Some records:
^^^^
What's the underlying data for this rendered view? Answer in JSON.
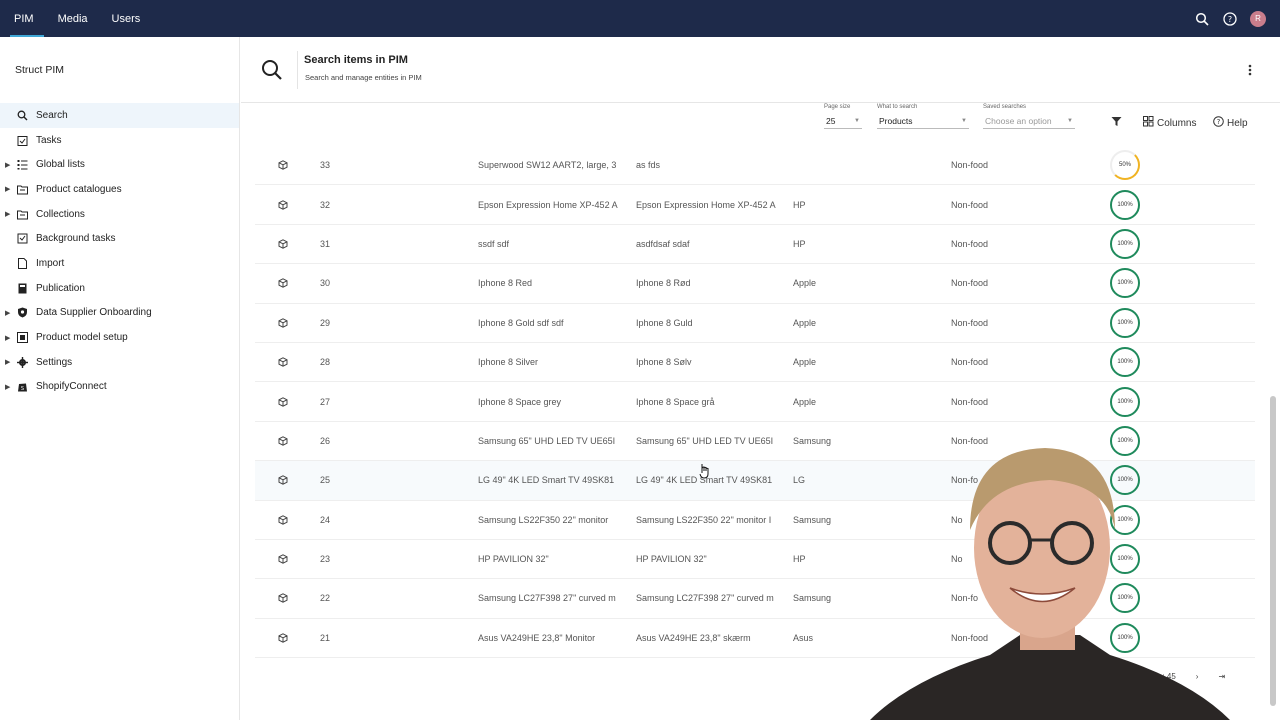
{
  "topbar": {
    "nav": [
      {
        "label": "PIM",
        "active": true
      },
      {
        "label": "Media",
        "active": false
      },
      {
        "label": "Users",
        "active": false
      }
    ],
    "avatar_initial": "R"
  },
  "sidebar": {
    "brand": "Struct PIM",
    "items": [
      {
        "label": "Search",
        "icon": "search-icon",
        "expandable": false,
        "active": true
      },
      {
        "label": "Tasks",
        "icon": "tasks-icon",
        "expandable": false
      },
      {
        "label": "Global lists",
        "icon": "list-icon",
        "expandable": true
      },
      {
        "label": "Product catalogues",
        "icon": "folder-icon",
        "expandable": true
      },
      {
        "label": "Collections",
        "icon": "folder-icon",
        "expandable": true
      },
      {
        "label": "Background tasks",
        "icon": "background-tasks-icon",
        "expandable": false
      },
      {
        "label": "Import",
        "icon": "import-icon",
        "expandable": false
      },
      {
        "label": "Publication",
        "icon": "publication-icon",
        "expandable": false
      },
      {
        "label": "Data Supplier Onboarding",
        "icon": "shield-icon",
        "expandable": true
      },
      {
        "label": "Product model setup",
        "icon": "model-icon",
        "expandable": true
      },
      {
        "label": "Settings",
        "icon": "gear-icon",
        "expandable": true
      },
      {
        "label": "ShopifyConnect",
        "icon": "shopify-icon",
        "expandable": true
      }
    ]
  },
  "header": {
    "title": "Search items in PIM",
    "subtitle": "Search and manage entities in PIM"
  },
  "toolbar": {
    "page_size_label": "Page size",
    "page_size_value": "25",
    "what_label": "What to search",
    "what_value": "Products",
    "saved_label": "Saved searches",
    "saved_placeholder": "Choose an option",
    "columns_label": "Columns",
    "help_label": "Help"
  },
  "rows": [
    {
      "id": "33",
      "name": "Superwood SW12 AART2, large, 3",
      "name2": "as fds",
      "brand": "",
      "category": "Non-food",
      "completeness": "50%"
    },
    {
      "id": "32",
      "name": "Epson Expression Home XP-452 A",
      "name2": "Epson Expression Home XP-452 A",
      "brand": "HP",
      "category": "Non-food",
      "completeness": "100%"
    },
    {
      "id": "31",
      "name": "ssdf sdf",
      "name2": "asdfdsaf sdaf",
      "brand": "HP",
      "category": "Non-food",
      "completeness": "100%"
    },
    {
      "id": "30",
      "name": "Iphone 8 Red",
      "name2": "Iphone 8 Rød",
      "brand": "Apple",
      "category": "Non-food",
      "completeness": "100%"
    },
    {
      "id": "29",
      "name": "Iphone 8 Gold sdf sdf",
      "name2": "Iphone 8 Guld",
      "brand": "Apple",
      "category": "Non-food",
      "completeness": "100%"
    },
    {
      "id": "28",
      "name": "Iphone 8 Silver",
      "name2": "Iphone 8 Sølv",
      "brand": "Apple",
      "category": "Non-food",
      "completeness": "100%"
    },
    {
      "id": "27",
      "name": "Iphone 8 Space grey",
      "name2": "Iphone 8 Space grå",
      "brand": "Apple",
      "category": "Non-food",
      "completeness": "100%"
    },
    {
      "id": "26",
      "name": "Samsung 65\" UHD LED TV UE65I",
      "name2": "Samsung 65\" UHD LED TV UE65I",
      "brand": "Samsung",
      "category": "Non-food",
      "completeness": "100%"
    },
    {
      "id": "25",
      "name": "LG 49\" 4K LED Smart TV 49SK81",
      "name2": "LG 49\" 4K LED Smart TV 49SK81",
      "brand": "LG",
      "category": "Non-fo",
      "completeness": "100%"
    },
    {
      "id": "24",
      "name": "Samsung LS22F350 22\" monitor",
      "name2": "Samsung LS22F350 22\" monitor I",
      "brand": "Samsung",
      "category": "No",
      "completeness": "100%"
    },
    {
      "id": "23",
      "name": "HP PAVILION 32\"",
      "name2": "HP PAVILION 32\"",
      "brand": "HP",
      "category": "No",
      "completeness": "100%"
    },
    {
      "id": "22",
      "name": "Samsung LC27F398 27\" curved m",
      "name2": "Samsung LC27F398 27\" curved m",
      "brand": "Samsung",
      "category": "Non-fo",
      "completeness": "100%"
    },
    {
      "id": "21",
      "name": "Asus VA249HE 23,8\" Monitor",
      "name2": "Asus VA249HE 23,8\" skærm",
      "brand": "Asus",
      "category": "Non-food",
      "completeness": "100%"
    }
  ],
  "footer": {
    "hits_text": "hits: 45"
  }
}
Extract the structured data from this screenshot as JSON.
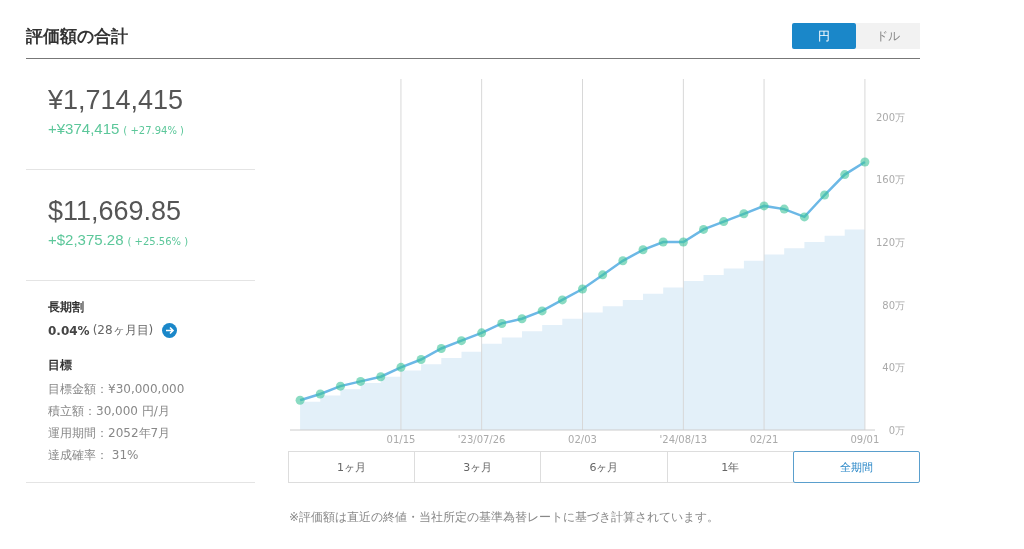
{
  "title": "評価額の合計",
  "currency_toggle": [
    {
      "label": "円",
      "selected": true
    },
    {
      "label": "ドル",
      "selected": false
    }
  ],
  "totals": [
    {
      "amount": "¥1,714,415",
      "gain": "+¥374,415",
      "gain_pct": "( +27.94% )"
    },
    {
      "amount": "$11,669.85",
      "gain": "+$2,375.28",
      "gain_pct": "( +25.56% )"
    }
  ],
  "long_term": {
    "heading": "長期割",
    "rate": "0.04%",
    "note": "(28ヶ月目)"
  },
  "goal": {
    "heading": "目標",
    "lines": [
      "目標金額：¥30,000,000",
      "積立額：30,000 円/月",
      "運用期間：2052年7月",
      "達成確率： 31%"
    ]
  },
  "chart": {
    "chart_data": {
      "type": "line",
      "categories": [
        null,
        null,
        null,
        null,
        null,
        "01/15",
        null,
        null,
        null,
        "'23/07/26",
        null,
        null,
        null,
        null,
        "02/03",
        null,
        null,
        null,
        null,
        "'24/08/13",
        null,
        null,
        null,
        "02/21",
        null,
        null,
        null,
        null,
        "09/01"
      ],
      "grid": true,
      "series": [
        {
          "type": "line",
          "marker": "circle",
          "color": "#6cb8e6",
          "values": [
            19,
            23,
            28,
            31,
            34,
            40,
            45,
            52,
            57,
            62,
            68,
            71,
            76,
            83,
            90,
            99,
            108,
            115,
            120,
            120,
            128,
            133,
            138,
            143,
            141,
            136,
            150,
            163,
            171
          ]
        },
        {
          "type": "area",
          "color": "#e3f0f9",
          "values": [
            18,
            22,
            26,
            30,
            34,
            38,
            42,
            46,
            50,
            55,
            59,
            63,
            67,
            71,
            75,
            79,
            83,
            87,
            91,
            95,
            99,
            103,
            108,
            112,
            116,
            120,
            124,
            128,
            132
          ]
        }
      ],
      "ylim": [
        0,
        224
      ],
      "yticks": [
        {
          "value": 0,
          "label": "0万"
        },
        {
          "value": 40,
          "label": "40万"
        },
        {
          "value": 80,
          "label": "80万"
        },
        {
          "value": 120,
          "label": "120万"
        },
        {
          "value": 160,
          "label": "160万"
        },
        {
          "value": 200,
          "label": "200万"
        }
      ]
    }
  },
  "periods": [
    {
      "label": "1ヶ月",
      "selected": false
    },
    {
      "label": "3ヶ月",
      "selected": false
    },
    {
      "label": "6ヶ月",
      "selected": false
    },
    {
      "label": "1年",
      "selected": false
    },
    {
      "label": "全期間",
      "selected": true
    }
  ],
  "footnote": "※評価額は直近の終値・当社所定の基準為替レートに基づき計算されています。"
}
^^^^
#### Requirement:
Copy every line above word for word and exclude the pictures.

#### Task response:
What's the underlying data for this rendered view? Answer in JSON.
{
  "topbar": {
    "nav": [
      {
        "label": "PIM",
        "active": true
      },
      {
        "label": "Media",
        "active": false
      },
      {
        "label": "Users",
        "active": false
      }
    ],
    "avatar_initial": "R"
  },
  "sidebar": {
    "brand": "Struct PIM",
    "items": [
      {
        "label": "Search",
        "icon": "search-icon",
        "expandable": false,
        "active": true
      },
      {
        "label": "Tasks",
        "icon": "tasks-icon",
        "expandable": false
      },
      {
        "label": "Global lists",
        "icon": "list-icon",
        "expandable": true
      },
      {
        "label": "Product catalogues",
        "icon": "folder-icon",
        "expandable": true
      },
      {
        "label": "Collections",
        "icon": "folder-icon",
        "expandable": true
      },
      {
        "label": "Background tasks",
        "icon": "background-tasks-icon",
        "expandable": false
      },
      {
        "label": "Import",
        "icon": "import-icon",
        "expandable": false
      },
      {
        "label": "Publication",
        "icon": "publication-icon",
        "expandable": false
      },
      {
        "label": "Data Supplier Onboarding",
        "icon": "shield-icon",
        "expandable": true
      },
      {
        "label": "Product model setup",
        "icon": "model-icon",
        "expandable": true
      },
      {
        "label": "Settings",
        "icon": "gear-icon",
        "expandable": true
      },
      {
        "label": "ShopifyConnect",
        "icon": "shopify-icon",
        "expandable": true
      }
    ]
  },
  "header": {
    "title": "Search items in PIM",
    "subtitle": "Search and manage entities in PIM"
  },
  "toolbar": {
    "page_size_label": "Page size",
    "page_size_value": "25",
    "what_label": "What to search",
    "what_value": "Products",
    "saved_label": "Saved searches",
    "saved_placeholder": "Choose an option",
    "columns_label": "Columns",
    "help_label": "Help"
  },
  "rows": [
    {
      "id": "33",
      "name": "Superwood SW12 AART2, large, 3",
      "name2": "as fds",
      "brand": "",
      "category": "Non-food",
      "completeness": "50%"
    },
    {
      "id": "32",
      "name": "Epson Expression Home XP-452 A",
      "name2": "Epson Expression Home XP-452 A",
      "brand": "HP",
      "category": "Non-food",
      "completeness": "100%"
    },
    {
      "id": "31",
      "name": "ssdf sdf",
      "name2": "asdfdsaf sdaf",
      "brand": "HP",
      "category": "Non-food",
      "completeness": "100%"
    },
    {
      "id": "30",
      "name": "Iphone 8 Red",
      "name2": "Iphone 8 Rød",
      "brand": "Apple",
      "category": "Non-food",
      "completeness": "100%"
    },
    {
      "id": "29",
      "name": "Iphone 8 Gold sdf sdf",
      "name2": "Iphone 8 Guld",
      "brand": "Apple",
      "category": "Non-food",
      "completeness": "100%"
    },
    {
      "id": "28",
      "name": "Iphone 8 Silver",
      "name2": "Iphone 8 Sølv",
      "brand": "Apple",
      "category": "Non-food",
      "completeness": "100%"
    },
    {
      "id": "27",
      "name": "Iphone 8 Space grey",
      "name2": "Iphone 8 Space grå",
      "brand": "Apple",
      "category": "Non-food",
      "completeness": "100%"
    },
    {
      "id": "26",
      "name": "Samsung 65\" UHD LED TV UE65I",
      "name2": "Samsung 65\" UHD LED TV UE65I",
      "brand": "Samsung",
      "category": "Non-food",
      "completeness": "100%"
    },
    {
      "id": "25",
      "name": "LG 49\" 4K LED Smart TV 49SK81",
      "name2": "LG 49\" 4K LED Smart TV 49SK81",
      "brand": "LG",
      "category": "Non-fo",
      "completeness": "100%"
    },
    {
      "id": "24",
      "name": "Samsung LS22F350 22\" monitor",
      "name2": "Samsung LS22F350 22\" monitor I",
      "brand": "Samsung",
      "category": "No",
      "completeness": "100%"
    },
    {
      "id": "23",
      "name": "HP PAVILION 32\"",
      "name2": "HP PAVILION 32\"",
      "brand": "HP",
      "category": "No",
      "completeness": "100%"
    },
    {
      "id": "22",
      "name": "Samsung LC27F398 27\" curved m",
      "name2": "Samsung LC27F398 27\" curved m",
      "brand": "Samsung",
      "category": "Non-fo",
      "completeness": "100%"
    },
    {
      "id": "21",
      "name": "Asus VA249HE 23,8\" Monitor",
      "name2": "Asus VA249HE 23,8\" skærm",
      "brand": "Asus",
      "category": "Non-food",
      "completeness": "100%"
    }
  ],
  "footer": {
    "hits_text": "hits: 45"
  }
}
Extract the structured data from this screenshot as JSON.
{
  "title": "評価額の合計",
  "currency_toggle": [
    {
      "label": "円",
      "selected": true
    },
    {
      "label": "ドル",
      "selected": false
    }
  ],
  "totals": [
    {
      "amount": "¥1,714,415",
      "gain": "+¥374,415",
      "gain_pct": "( +27.94% )"
    },
    {
      "amount": "$11,669.85",
      "gain": "+$2,375.28",
      "gain_pct": "( +25.56% )"
    }
  ],
  "long_term": {
    "heading": "長期割",
    "rate": "0.04%",
    "note": "(28ヶ月目)"
  },
  "goal": {
    "heading": "目標",
    "lines": [
      "目標金額：¥30,000,000",
      "積立額：30,000 円/月",
      "運用期間：2052年7月",
      "達成確率： 31%"
    ]
  },
  "chart": {
    "chart_data": {
      "type": "line",
      "categories": [
        null,
        null,
        null,
        null,
        null,
        "01/15",
        null,
        null,
        null,
        "'23/07/26",
        null,
        null,
        null,
        null,
        "02/03",
        null,
        null,
        null,
        null,
        "'24/08/13",
        null,
        null,
        null,
        "02/21",
        null,
        null,
        null,
        null,
        "09/01"
      ],
      "grid": true,
      "series": [
        {
          "type": "line",
          "marker": "circle",
          "color": "#6cb8e6",
          "values": [
            19,
            23,
            28,
            31,
            34,
            40,
            45,
            52,
            57,
            62,
            68,
            71,
            76,
            83,
            90,
            99,
            108,
            115,
            120,
            120,
            128,
            133,
            138,
            143,
            141,
            136,
            150,
            163,
            171
          ]
        },
        {
          "type": "area",
          "color": "#e3f0f9",
          "values": [
            18,
            22,
            26,
            30,
            34,
            38,
            42,
            46,
            50,
            55,
            59,
            63,
            67,
            71,
            75,
            79,
            83,
            87,
            91,
            95,
            99,
            103,
            108,
            112,
            116,
            120,
            124,
            128,
            132
          ]
        }
      ],
      "ylim": [
        0,
        224
      ],
      "yticks": [
        {
          "value": 0,
          "label": "0万"
        },
        {
          "value": 40,
          "label": "40万"
        },
        {
          "value": 80,
          "label": "80万"
        },
        {
          "value": 120,
          "label": "120万"
        },
        {
          "value": 160,
          "label": "160万"
        },
        {
          "value": 200,
          "label": "200万"
        }
      ]
    }
  },
  "periods": [
    {
      "label": "1ヶ月",
      "selected": false
    },
    {
      "label": "3ヶ月",
      "selected": false
    },
    {
      "label": "6ヶ月",
      "selected": false
    },
    {
      "label": "1年",
      "selected": false
    },
    {
      "label": "全期間",
      "selected": true
    }
  ],
  "footnote": "※評価額は直近の終値・当社所定の基準為替レートに基づき計算されています。"
}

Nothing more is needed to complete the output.